Aim: Pick out the lines below that include the string "Vallejo".

Input rows:
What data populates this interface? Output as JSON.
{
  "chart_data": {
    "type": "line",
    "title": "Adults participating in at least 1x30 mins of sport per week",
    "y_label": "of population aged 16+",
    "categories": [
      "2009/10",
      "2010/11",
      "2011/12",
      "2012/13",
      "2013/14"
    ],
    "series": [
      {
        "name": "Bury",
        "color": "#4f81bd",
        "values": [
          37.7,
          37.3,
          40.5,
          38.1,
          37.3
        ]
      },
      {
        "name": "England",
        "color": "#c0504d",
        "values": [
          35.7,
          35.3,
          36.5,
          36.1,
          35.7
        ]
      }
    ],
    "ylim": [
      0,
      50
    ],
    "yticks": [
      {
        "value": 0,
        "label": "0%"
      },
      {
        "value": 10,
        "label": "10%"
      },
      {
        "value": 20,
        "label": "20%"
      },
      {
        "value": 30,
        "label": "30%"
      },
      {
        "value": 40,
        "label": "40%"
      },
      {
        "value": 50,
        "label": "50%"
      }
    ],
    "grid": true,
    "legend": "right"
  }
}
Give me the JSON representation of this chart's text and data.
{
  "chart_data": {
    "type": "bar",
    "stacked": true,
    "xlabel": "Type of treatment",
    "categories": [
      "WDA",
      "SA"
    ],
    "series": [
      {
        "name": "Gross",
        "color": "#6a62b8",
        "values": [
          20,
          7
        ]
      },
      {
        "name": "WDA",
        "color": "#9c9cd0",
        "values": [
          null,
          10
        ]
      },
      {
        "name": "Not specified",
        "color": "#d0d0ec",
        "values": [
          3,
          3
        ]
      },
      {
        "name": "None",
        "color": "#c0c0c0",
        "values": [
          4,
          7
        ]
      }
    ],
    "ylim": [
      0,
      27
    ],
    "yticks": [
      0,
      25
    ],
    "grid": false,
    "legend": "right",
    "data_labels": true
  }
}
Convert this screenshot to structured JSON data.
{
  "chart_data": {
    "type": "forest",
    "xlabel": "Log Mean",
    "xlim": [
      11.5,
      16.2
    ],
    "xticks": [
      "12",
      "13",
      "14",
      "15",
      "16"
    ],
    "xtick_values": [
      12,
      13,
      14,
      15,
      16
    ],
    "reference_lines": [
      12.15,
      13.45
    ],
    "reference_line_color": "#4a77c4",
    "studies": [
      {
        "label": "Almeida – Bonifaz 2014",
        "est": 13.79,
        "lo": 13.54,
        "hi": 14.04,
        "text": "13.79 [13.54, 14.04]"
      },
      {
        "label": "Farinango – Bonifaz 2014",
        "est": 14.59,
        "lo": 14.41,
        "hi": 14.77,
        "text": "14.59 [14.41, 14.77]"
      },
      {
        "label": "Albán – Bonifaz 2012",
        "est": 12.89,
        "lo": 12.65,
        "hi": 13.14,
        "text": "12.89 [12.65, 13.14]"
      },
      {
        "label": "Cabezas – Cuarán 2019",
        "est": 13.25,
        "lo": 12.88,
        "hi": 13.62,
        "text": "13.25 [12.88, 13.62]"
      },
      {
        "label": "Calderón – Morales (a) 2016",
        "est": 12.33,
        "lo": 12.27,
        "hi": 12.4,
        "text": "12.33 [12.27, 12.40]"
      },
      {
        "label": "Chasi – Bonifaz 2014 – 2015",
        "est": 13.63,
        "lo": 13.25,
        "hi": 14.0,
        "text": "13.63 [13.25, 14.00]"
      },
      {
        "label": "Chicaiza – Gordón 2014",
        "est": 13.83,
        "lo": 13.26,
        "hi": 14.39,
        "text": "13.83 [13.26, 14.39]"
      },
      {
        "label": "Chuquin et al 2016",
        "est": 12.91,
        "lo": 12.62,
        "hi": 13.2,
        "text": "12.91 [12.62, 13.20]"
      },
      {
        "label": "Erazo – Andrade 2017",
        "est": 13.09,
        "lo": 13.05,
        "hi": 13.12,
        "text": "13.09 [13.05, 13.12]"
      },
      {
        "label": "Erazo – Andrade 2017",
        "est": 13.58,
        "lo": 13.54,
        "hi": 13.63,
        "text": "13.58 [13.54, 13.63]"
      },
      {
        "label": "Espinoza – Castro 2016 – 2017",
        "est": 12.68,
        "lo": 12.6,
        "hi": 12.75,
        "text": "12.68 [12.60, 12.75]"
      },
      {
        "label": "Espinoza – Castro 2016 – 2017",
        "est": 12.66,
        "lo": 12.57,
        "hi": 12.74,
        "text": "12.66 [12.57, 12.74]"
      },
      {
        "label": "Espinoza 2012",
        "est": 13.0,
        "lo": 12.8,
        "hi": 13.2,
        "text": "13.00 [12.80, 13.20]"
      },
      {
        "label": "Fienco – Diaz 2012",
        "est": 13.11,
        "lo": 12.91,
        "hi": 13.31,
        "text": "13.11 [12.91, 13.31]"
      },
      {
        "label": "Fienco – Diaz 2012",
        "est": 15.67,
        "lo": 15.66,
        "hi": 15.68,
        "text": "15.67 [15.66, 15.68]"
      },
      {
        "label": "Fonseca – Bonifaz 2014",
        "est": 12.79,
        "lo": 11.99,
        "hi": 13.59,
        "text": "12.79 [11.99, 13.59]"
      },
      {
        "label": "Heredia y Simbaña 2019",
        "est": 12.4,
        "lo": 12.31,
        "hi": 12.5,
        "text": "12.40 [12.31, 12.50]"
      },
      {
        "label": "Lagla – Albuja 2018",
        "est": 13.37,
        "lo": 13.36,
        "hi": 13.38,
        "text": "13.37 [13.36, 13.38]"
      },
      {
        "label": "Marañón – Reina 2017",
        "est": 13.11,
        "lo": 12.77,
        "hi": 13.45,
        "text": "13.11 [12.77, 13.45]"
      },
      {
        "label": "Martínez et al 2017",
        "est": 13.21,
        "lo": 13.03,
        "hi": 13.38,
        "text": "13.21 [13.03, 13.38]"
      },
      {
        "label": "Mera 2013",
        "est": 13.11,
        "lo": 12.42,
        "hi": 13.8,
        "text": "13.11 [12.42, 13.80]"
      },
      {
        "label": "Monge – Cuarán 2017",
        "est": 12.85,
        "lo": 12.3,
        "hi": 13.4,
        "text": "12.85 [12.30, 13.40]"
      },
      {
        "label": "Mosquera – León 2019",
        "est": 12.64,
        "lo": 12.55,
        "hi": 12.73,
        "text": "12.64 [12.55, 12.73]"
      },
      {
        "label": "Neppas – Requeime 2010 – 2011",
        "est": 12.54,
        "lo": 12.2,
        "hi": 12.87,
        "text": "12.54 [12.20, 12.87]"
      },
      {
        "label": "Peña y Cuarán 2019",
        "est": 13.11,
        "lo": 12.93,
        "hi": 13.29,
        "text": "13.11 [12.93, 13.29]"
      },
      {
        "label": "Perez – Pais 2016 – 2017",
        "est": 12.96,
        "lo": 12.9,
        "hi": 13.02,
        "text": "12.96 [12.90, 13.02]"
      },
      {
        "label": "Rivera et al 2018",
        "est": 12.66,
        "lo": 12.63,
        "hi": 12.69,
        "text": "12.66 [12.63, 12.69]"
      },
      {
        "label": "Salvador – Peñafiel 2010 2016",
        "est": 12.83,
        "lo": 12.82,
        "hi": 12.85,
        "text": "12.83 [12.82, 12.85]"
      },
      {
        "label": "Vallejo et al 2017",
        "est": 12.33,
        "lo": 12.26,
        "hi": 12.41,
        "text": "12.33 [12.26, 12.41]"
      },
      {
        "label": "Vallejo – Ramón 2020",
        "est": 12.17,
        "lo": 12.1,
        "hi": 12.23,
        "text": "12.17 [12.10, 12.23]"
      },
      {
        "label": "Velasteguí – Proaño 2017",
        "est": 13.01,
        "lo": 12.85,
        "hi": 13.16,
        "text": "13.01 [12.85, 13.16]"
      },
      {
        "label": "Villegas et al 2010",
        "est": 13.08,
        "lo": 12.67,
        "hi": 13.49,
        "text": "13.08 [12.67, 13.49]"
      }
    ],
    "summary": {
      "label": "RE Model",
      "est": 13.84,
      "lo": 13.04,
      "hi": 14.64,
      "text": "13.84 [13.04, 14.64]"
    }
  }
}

Solution to this task:
        "label": "Vallejo et al 2017",
        "label": "Vallejo – Ramón 2020",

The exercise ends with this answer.